> _WHAT NEEDS TO BE DONE_
Using the records provided below, locate and copy each line that contains the word "Count".

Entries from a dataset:
:::
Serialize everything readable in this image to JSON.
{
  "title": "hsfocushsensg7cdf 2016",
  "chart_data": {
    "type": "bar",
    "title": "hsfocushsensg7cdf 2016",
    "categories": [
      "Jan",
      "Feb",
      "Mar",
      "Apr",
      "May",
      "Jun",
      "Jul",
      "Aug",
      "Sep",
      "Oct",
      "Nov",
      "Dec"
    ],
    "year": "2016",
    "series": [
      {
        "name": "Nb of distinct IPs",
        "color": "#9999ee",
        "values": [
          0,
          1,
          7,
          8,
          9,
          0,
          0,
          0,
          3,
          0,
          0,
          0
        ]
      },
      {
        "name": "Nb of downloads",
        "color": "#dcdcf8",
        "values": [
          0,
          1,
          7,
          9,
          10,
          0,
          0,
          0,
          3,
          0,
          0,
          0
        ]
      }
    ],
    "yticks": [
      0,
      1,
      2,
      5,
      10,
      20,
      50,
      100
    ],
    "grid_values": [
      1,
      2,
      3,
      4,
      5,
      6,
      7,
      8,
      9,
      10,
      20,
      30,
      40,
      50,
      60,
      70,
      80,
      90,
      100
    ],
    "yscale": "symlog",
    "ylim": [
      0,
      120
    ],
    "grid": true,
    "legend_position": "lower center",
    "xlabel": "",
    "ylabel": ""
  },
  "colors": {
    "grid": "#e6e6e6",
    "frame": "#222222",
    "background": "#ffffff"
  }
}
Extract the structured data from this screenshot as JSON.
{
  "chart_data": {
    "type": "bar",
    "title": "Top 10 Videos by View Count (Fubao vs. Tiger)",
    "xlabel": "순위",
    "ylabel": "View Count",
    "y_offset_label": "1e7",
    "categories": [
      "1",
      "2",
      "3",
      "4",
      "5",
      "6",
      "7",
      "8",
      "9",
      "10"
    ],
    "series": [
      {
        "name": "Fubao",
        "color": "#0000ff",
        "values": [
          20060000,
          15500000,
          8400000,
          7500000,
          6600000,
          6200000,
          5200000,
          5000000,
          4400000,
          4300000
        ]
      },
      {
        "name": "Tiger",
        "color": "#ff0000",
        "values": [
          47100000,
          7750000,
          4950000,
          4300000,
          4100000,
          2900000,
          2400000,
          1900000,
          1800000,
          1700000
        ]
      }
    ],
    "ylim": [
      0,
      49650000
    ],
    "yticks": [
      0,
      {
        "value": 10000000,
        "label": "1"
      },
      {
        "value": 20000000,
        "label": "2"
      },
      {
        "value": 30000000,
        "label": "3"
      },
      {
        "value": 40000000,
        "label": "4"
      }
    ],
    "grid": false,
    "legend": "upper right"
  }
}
:::
> _TASK RESPONSE_
    "title": "Top 10 Videos by View Count (Fubao vs. Tiger)",
    "ylabel": "View Count",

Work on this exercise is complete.